## EXERCISE
Write out the passage about where Malamutes came from, word for word and in full.

+++ SELECTION +++

Malamutes are based on the dogs owned and bred by the Mahlemut tribe, who were found in the Kotzebue Sound area of Alaska. Their dogs were larger than most and bred for endurance. they had great strength but were at the same time trainable, enthusiastic and affectionate towards the people. The dogs would live in with the families during the winter to offer body warmth overnight. The dogs truly did live in harmony with the tribe.

When the Alaskan Gold Rush arrived, the stock of dogs was too small to cope with demand and so prospectors shipped in dogs and cross matings took place between sled dog breeds and even hounds or St Bernards.

+++ INFORMATION GIVEN +++

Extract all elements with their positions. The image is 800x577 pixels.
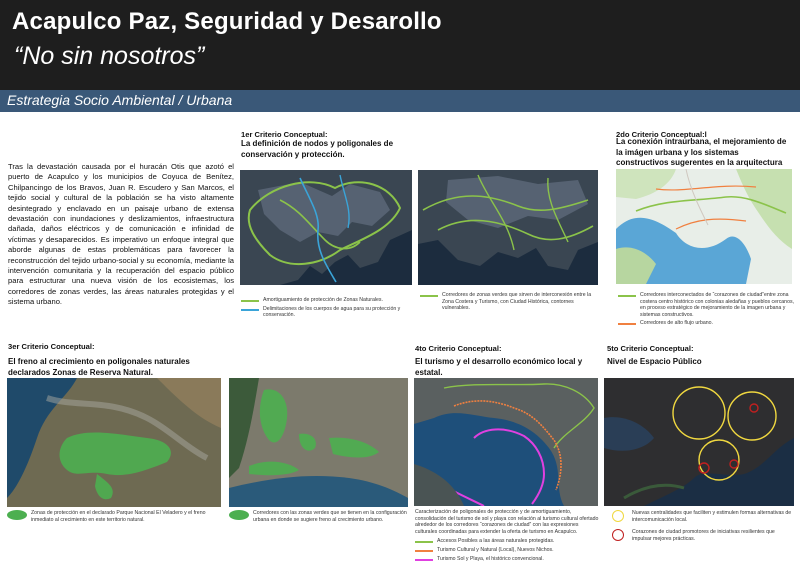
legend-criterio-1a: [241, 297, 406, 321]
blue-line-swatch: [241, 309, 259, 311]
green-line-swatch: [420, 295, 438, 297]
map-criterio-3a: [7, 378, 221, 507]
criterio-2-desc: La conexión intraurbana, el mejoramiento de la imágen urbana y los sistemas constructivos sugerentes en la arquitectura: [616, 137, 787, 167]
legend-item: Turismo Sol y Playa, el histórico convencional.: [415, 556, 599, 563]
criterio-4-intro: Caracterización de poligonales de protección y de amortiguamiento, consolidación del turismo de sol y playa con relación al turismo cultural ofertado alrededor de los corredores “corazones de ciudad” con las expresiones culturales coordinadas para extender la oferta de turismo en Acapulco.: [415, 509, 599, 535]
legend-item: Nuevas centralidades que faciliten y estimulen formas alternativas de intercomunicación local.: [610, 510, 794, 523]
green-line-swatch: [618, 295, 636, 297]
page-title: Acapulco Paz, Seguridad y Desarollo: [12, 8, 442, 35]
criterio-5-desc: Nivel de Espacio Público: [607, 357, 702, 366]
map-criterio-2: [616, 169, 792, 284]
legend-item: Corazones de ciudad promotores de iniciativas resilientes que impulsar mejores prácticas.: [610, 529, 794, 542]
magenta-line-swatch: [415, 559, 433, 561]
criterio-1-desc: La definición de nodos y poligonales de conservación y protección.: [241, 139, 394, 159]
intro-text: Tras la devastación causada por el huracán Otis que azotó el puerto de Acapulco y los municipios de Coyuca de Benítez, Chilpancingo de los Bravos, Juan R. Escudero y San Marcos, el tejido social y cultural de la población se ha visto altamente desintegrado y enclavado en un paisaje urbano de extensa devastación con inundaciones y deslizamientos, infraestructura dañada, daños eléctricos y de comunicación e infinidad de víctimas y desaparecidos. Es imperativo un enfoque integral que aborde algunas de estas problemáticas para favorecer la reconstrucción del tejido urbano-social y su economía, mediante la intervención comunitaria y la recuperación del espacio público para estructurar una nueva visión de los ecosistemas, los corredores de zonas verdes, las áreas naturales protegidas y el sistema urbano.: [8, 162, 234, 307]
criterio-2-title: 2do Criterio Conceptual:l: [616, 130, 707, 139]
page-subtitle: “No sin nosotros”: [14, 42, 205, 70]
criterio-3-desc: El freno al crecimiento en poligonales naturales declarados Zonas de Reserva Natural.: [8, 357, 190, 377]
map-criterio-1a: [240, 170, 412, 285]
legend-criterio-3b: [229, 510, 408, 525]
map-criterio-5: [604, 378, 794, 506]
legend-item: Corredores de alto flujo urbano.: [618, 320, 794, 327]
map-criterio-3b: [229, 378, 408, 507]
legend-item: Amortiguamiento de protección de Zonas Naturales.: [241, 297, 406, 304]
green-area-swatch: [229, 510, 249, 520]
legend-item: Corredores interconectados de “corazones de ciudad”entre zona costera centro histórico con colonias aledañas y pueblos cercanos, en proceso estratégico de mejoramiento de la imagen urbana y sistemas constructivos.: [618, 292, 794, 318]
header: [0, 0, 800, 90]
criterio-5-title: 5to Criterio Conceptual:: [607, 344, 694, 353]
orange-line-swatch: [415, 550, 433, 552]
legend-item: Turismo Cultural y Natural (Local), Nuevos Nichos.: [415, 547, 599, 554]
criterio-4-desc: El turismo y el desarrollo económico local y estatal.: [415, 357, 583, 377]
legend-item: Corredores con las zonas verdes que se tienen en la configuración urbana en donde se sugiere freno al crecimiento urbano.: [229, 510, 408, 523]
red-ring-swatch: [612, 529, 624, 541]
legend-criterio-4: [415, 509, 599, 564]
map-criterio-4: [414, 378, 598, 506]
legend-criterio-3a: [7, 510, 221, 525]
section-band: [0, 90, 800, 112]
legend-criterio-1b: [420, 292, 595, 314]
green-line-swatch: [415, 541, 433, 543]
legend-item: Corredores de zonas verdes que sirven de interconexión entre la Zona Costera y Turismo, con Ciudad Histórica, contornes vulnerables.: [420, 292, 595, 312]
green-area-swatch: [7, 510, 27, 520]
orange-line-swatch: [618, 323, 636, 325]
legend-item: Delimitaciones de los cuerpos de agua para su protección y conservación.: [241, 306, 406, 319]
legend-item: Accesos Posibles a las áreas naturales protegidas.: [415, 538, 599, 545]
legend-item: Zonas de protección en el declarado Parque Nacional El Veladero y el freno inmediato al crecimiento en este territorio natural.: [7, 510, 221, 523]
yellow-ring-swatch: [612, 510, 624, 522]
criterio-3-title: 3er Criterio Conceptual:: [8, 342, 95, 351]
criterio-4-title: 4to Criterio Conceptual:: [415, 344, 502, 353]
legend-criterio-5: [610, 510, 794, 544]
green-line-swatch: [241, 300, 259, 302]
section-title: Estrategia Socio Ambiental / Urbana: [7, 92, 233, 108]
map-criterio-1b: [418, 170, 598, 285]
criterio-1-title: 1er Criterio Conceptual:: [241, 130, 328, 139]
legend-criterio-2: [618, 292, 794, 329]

+++
+++ INFORMATION GIVEN +++

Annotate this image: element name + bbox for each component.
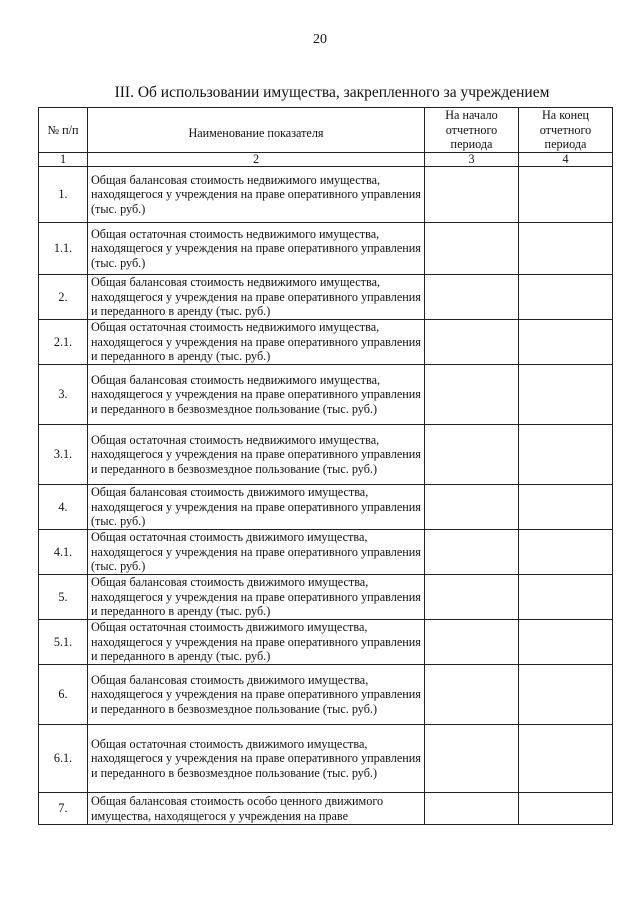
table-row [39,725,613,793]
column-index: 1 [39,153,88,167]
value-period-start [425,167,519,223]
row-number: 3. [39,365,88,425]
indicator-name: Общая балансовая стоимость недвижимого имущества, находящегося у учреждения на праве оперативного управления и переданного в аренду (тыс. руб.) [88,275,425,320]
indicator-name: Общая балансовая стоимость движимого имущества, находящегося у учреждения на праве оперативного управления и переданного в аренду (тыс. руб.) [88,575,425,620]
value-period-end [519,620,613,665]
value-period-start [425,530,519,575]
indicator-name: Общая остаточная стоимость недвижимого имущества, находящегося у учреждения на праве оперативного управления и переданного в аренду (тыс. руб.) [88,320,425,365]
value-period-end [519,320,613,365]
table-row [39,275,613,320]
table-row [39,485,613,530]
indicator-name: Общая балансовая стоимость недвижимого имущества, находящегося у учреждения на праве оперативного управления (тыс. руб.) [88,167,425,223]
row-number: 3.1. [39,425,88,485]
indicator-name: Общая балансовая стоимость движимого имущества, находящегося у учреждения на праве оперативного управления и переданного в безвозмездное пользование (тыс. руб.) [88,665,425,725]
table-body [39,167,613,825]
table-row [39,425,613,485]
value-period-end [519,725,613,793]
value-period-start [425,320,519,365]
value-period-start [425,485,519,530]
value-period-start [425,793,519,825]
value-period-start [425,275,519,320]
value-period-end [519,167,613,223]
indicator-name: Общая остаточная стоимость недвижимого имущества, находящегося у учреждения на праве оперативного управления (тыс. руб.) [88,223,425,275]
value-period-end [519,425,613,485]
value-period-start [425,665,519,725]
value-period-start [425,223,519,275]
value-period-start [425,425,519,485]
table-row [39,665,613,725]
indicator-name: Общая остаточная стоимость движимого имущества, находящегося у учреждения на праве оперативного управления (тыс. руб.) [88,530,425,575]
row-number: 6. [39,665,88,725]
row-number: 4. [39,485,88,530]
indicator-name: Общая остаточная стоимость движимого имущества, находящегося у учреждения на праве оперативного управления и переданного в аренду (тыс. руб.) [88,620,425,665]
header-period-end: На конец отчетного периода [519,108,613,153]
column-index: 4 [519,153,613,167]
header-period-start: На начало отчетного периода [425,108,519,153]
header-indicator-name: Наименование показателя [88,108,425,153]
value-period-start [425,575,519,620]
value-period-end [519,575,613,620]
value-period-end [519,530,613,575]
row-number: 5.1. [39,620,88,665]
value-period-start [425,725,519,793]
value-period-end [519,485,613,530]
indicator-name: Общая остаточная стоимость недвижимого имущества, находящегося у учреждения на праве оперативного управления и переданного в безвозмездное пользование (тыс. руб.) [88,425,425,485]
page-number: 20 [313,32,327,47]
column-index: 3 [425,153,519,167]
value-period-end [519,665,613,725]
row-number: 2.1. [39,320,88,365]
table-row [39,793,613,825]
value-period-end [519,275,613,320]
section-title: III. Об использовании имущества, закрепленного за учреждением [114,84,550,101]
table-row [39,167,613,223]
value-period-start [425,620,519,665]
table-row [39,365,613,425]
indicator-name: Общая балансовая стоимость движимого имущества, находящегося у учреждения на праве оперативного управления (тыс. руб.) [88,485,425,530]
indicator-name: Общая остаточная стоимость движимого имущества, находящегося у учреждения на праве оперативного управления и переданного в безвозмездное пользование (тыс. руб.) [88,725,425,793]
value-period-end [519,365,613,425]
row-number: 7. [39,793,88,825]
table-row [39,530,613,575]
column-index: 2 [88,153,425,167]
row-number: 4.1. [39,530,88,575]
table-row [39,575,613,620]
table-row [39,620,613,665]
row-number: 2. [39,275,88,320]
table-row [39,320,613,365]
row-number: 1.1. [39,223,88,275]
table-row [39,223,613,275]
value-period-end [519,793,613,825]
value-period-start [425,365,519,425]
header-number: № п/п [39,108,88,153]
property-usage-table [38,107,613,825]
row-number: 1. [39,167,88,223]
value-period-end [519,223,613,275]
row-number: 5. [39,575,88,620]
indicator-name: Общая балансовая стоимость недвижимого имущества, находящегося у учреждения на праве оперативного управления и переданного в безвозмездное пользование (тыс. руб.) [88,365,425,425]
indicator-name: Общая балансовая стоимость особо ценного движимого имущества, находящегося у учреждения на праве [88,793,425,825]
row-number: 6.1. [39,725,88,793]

+++

## ANSWER BELOW
Malamutes are based on the dogs owned and bred by the Mahlemut tribe, who were found in the Kotzebue Sound area of Alaska. Their dogs were larger than most and bred for endurance. they had great strength but were at the same time trainable, enthusiastic and affectionate towards the people. The dogs would live in with the families during the winter to offer body warmth overnight. The dogs truly did live in harmony with the tribe.

When the Alaskan Gold Rush arrived, the stock of dogs was too small to cope with demand and so prospectors shipped in dogs and cross matings took place between sled dog breeds and even hounds or St Bernards.